-- start of SUPPLIED DATA --
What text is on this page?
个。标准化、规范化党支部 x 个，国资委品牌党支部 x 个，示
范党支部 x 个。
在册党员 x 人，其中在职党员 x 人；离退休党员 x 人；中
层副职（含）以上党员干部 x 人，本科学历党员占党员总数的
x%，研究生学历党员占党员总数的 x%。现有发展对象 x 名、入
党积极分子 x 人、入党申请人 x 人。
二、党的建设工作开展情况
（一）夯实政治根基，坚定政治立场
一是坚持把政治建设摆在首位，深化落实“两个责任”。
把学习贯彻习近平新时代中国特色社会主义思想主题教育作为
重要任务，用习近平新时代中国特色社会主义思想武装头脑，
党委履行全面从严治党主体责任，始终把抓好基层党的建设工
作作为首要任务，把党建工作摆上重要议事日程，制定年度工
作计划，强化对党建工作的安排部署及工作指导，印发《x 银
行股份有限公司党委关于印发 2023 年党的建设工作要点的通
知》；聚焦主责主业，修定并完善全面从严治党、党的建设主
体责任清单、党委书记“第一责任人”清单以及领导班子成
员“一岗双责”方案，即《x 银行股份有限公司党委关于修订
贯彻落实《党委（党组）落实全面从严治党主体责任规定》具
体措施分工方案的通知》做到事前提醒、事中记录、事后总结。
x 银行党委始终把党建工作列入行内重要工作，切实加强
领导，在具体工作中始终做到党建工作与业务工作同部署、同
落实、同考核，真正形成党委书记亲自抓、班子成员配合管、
-- end of SUPPLIED DATA --
#### JOB
Each record should come back exactly as written.

#### TASK RESULT
What text is on this page?
个。标准化、规范化党支部 x 个，国资委品牌党支部 x 个，示
范党支部 x 个。
在册党员 x 人，其中在职党员 x 人；离退休党员 x 人；中
层副职（含）以上党员干部 x 人，本科学历党员占党员总数的
x%，研究生学历党员占党员总数的 x%。现有发展对象 x 名、入
党积极分子 x 人、入党申请人 x 人。
二、党的建设工作开展情况
（一）夯实政治根基，坚定政治立场
一是坚持把政治建设摆在首位，深化落实“两个责任”。
把学习贯彻习近平新时代中国特色社会主义思想主题教育作为
重要任务，用习近平新时代中国特色社会主义思想武装头脑，
党委履行全面从严治党主体责任，始终把抓好基层党的建设工
作作为首要任务，把党建工作摆上重要议事日程，制定年度工
作计划，强化对党建工作的安排部署及工作指导，印发《x 银
行股份有限公司党委关于印发 2023 年党的建设工作要点的通
知》；聚焦主责主业，修定并完善全面从严治党、党的建设主
体责任清单、党委书记“第一责任人”清单以及领导班子成
员“一岗双责”方案，即《x 银行股份有限公司党委关于修订
贯彻落实《党委（党组）落实全面从严治党主体责任规定》具
体措施分工方案的通知》做到事前提醒、事中记录、事后总结。
x 银行党委始终把党建工作列入行内重要工作，切实加强
领导，在具体工作中始终做到党建工作与业务工作同部署、同
落实、同考核，真正形成党委书记亲自抓、班子成员配合管、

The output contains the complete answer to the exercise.